[Dataset listings of figures]
_ _ _ _ _

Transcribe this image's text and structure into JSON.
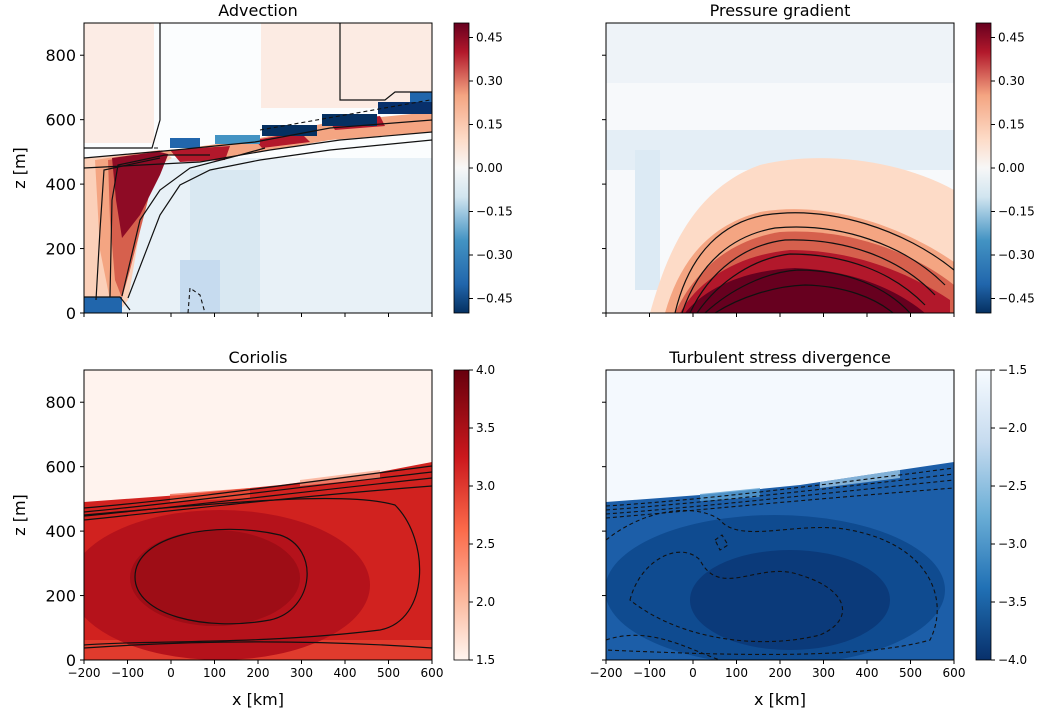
{
  "figure": {
    "xlabel": "x [km]",
    "ylabel": "z [m]",
    "x_ticks": [
      "−200",
      "−100",
      "0",
      "100",
      "200",
      "300",
      "400",
      "500",
      "600"
    ],
    "y_ticks": [
      "0",
      "200",
      "400",
      "600",
      "800"
    ]
  },
  "chart_data": [
    {
      "type": "heatmap",
      "title": "Advection",
      "xlim": [
        -200,
        600
      ],
      "ylim": [
        0,
        900
      ],
      "colormap": "RdBu_r",
      "color_range": [
        -0.5,
        0.5
      ],
      "colorbar_ticks": [
        "0.45",
        "0.30",
        "0.15",
        "0.00",
        "−0.15",
        "−0.30",
        "−0.45"
      ],
      "colorbar_values": [
        0.45,
        0.3,
        0.15,
        0.0,
        -0.15,
        -0.3,
        -0.45
      ],
      "contours": "solid positive, dashed negative",
      "features": [
        {
          "description": "strong positive core",
          "x": [
            -120,
            20
          ],
          "z": [
            270,
            490
          ],
          "value": 0.5
        },
        {
          "description": "positive column near inflow",
          "x": [
            -140,
            -60
          ],
          "z": [
            0,
            490
          ],
          "value": 0.35
        },
        {
          "description": "positive layer along inversion",
          "x": [
            -200,
            600
          ],
          "z": [
            470,
            620
          ],
          "value": 0.15
        },
        {
          "description": "negative stripe at inversion top",
          "x": [
            -80,
            600
          ],
          "z": [
            520,
            650
          ],
          "value": -0.45
        },
        {
          "description": "weak negative plume",
          "x": [
            0,
            150
          ],
          "z": [
            0,
            450
          ],
          "value": -0.1
        },
        {
          "description": "weak positive free troposphere",
          "x": [
            300,
            600
          ],
          "z": [
            650,
            900
          ],
          "value": 0.08
        }
      ]
    },
    {
      "type": "heatmap",
      "title": "Pressure gradient",
      "xlim": [
        -200,
        600
      ],
      "ylim": [
        0,
        900
      ],
      "colormap": "RdBu_r",
      "color_range": [
        -0.5,
        0.5
      ],
      "colorbar_ticks": [
        "0.45",
        "0.30",
        "0.15",
        "0.00",
        "−0.15",
        "−0.30",
        "−0.45"
      ],
      "colorbar_values": [
        0.45,
        0.3,
        0.15,
        0.0,
        -0.15,
        -0.3,
        -0.45
      ],
      "contours": "solid positive",
      "features": [
        {
          "description": "positive dome centred near surface",
          "x_center": 170,
          "z_max": 310,
          "value_max": 0.5
        },
        {
          "description": "weak negative band along inversion",
          "x": [
            -200,
            200
          ],
          "z": [
            450,
            550
          ],
          "value": -0.05
        }
      ]
    },
    {
      "type": "heatmap",
      "title": "Coriolis",
      "xlim": [
        -200,
        600
      ],
      "ylim": [
        0,
        900
      ],
      "colormap": "Reds",
      "color_range": [
        1.5,
        4.0
      ],
      "colorbar_ticks": [
        "4.0",
        "3.5",
        "3.0",
        "2.5",
        "2.0",
        "1.5"
      ],
      "colorbar_values": [
        4.0,
        3.5,
        3.0,
        2.5,
        2.0,
        1.5
      ],
      "contours": "solid",
      "features": [
        {
          "description": "boundary layer maximum",
          "x_center": 80,
          "z_center": 280,
          "value": 3.9
        },
        {
          "description": "boundary layer",
          "x": [
            -200,
            600
          ],
          "z": [
            0,
            490
          ],
          "value": 3.3
        },
        {
          "description": "free troposphere",
          "x": [
            -200,
            600
          ],
          "z": [
            490,
            900
          ],
          "value": 1.55
        }
      ]
    },
    {
      "type": "heatmap",
      "title": "Turbulent stress divergence",
      "xlim": [
        -200,
        600
      ],
      "ylim": [
        0,
        900
      ],
      "colormap": "Blues_r",
      "color_range": [
        -4.0,
        -1.5
      ],
      "colorbar_ticks": [
        "−1.5",
        "−2.0",
        "−2.5",
        "−3.0",
        "−3.5",
        "−4.0"
      ],
      "colorbar_values": [
        -1.5,
        -2.0,
        -2.5,
        -3.0,
        -3.5,
        -4.0
      ],
      "contours": "dashed",
      "features": [
        {
          "description": "strong negative boundary layer",
          "x": [
            -200,
            600
          ],
          "z": [
            0,
            490
          ],
          "value": -3.8
        },
        {
          "description": "minimum",
          "x_center": 180,
          "z_center": 230,
          "value": -3.95
        },
        {
          "description": "free troposphere",
          "x": [
            -200,
            600
          ],
          "z": [
            490,
            900
          ],
          "value": -1.5
        }
      ]
    }
  ]
}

_ _ _ _ _

> [Directions for this task] A single figure is required: the number of lines above in which the word "strong" occurs.

> [Correct answer] 2